▸ **Data provided**:
──────
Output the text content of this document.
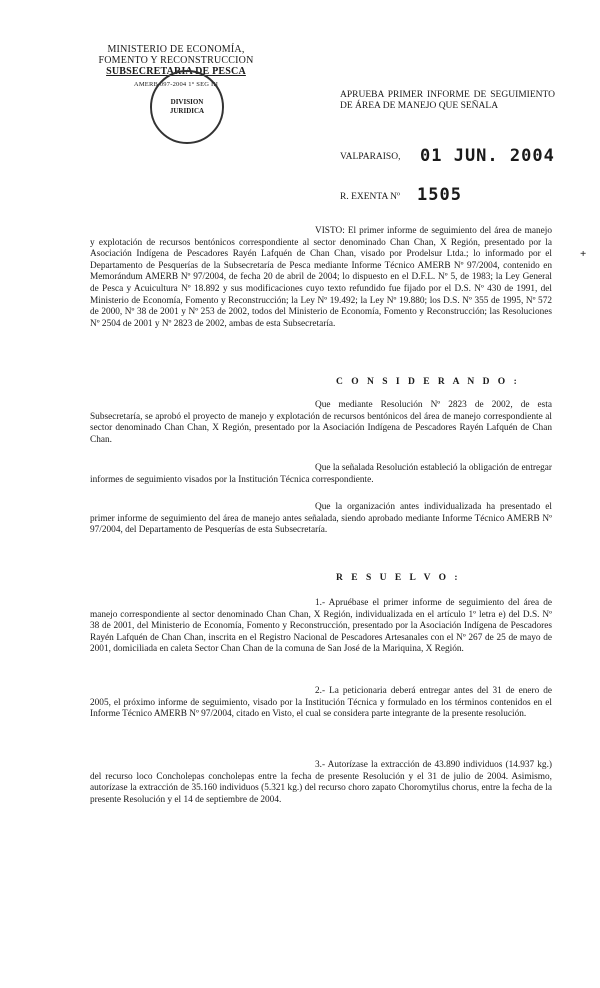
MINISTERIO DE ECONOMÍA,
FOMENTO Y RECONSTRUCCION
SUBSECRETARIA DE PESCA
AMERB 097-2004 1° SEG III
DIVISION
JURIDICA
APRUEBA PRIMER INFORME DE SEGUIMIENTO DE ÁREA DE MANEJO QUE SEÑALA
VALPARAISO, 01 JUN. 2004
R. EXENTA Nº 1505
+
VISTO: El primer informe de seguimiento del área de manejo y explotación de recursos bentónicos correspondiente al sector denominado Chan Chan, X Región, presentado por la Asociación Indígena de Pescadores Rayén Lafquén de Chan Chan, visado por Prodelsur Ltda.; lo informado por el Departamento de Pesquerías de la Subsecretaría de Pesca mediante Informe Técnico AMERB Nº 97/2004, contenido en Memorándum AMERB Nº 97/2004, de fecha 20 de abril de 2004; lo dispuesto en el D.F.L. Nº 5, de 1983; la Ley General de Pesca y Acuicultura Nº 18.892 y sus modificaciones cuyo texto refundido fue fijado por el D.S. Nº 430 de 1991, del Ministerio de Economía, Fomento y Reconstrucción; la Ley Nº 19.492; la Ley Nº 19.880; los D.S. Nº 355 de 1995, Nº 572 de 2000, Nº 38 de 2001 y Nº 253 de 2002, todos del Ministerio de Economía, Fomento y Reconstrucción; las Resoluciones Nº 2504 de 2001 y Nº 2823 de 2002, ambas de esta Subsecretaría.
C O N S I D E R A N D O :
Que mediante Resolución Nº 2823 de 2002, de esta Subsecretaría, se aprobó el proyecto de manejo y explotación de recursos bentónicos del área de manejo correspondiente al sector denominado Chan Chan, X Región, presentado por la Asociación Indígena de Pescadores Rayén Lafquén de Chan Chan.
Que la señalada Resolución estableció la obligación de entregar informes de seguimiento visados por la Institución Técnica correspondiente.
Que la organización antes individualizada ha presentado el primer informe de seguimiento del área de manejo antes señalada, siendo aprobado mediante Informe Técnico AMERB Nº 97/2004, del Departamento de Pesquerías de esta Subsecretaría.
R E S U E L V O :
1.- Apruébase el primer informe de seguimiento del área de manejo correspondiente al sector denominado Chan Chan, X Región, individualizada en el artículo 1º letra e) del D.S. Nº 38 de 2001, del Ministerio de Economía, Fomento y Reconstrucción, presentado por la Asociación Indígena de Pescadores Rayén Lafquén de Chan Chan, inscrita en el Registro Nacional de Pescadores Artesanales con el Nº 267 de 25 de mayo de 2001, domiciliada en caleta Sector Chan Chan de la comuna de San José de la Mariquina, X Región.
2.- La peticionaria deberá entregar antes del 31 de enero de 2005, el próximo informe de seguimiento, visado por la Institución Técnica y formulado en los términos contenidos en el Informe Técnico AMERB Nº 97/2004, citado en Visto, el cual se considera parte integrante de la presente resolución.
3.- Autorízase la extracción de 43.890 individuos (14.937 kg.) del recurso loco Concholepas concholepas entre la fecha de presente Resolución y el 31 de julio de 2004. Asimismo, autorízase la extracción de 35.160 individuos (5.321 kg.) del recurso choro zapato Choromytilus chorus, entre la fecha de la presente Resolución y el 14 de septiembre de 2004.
──────
▸ **Aim**: Look through the listing above. Pick out each line with "entregar" and copy it.

▸ **Solution to the problem**:
Que la señalada Resolución estableció la obligación de entregar informes de seguimiento visados por la Institución Técnica correspondiente.
2.- La peticionaria deberá entregar antes del 31 de enero de 2005, el próximo informe de seguimiento, visado por la Institución Técnica y formulado en los términos contenidos en el Informe Técnico AMERB Nº 97/2004, citado en Visto, el cual se considera parte integrante de la presente resolución.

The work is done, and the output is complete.